:: What you need to do ::
Copy each line of the following data that contains "beseitigen".

-- Data shown follows --

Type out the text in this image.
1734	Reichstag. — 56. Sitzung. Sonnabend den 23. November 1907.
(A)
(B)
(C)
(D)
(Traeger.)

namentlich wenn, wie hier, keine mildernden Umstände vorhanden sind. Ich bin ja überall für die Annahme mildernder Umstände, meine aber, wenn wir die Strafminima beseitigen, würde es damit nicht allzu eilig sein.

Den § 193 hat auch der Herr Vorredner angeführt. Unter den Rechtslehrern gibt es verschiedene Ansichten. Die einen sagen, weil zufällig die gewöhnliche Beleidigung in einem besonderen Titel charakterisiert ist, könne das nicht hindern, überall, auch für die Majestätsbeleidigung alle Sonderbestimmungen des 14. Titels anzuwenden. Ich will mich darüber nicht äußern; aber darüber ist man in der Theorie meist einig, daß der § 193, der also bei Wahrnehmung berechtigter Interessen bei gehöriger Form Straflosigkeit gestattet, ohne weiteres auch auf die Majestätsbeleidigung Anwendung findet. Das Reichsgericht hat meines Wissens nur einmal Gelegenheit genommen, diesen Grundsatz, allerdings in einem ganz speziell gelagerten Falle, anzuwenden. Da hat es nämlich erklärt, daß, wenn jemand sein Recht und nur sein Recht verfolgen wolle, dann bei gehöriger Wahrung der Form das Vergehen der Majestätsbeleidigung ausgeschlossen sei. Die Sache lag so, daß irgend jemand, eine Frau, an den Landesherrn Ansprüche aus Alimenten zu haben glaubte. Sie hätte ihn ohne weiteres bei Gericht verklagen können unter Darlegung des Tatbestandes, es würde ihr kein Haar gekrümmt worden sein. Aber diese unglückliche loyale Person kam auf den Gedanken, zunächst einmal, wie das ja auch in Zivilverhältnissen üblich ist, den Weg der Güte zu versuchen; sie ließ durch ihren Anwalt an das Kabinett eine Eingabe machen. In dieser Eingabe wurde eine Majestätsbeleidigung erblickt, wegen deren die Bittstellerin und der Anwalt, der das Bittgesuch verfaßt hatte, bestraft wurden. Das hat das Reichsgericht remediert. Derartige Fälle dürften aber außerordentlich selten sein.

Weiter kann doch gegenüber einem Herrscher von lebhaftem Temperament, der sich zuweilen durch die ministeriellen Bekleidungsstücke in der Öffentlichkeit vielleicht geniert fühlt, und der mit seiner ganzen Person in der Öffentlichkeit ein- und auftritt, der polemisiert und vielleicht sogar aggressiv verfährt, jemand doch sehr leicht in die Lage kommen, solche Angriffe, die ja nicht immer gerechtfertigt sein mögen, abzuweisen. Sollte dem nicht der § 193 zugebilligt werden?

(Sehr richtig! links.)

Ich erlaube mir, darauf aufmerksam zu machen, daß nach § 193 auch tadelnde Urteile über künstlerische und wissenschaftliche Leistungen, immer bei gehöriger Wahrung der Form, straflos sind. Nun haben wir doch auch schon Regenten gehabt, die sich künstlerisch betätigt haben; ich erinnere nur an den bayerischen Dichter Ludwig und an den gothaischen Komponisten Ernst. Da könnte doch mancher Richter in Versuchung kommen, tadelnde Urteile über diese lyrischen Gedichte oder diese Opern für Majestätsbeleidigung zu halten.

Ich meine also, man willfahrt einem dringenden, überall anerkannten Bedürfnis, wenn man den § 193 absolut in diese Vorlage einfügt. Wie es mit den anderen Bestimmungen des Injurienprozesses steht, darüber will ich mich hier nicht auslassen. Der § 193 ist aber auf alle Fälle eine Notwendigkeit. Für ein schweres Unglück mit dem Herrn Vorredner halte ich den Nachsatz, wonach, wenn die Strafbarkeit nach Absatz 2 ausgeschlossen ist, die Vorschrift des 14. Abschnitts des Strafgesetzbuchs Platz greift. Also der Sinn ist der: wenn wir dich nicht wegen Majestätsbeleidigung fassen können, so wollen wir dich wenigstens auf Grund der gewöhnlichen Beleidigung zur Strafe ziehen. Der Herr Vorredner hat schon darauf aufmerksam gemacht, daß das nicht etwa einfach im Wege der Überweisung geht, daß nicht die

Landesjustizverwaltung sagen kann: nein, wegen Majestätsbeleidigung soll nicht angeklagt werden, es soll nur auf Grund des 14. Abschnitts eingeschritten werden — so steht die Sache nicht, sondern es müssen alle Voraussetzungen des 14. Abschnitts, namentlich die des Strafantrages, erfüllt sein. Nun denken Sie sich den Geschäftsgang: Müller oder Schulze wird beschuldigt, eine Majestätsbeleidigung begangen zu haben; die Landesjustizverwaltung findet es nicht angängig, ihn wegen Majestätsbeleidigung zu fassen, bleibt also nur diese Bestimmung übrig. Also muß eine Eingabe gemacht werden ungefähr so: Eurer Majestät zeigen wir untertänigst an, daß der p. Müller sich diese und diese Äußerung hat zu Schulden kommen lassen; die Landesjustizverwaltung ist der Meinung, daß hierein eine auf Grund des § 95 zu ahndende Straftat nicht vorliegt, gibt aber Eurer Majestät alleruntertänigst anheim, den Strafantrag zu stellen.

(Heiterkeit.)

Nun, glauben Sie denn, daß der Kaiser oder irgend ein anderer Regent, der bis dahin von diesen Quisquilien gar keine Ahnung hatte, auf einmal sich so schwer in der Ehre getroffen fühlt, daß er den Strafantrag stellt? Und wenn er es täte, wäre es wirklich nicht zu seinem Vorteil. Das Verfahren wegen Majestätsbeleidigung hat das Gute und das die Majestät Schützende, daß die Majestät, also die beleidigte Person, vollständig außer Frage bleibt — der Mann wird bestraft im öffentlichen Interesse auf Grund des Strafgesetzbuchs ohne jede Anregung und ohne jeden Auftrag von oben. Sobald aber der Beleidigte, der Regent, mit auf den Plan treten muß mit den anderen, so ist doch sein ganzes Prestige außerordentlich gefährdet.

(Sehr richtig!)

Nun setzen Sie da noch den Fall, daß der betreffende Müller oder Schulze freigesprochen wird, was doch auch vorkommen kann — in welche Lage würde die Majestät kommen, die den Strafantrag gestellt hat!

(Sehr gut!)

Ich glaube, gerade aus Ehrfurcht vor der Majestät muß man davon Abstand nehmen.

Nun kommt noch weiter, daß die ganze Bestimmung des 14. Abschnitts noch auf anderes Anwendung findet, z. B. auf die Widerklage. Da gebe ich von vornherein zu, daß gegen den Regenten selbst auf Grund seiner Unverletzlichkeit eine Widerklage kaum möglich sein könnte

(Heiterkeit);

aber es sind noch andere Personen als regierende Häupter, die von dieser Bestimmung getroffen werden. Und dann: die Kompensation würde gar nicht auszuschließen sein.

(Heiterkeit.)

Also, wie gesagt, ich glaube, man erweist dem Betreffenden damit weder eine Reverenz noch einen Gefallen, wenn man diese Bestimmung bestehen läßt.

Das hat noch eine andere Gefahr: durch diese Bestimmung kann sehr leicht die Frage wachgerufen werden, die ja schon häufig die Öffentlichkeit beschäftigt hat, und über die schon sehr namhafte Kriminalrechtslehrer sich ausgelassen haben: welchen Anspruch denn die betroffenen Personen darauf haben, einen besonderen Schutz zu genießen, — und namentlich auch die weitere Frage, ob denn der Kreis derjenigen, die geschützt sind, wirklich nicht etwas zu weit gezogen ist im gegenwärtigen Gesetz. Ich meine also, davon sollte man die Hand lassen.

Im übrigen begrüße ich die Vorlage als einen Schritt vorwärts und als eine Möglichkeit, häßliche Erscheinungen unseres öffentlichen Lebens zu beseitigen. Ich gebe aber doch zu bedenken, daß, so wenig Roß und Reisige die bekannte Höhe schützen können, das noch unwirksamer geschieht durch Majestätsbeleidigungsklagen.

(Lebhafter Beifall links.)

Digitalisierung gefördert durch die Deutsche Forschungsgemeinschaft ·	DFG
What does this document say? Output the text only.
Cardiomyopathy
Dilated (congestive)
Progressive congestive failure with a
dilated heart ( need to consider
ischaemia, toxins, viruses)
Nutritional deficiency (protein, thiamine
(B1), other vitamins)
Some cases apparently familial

-- Data shown concluded --

:: Exercise answer ::
namentlich wenn, wie hier, keine mildernden Umstände vorhanden sind. Ich bin ja überall für die Annahme mildernder Umstände, meine aber, wenn wir die Strafminima beseitigen, würde es damit nicht allzu eilig sein.
Im übrigen begrüße ich die Vorlage als einen Schritt vorwärts und als eine Möglichkeit, häßliche Erscheinungen unseres öffentlichen Lebens zu beseitigen. Ich gebe aber doch zu bedenken, daß, so wenig Roß und Reisige die bekannte Höhe schützen können, das noch unwirksamer geschieht durch Majestätsbeleidigungsklagen.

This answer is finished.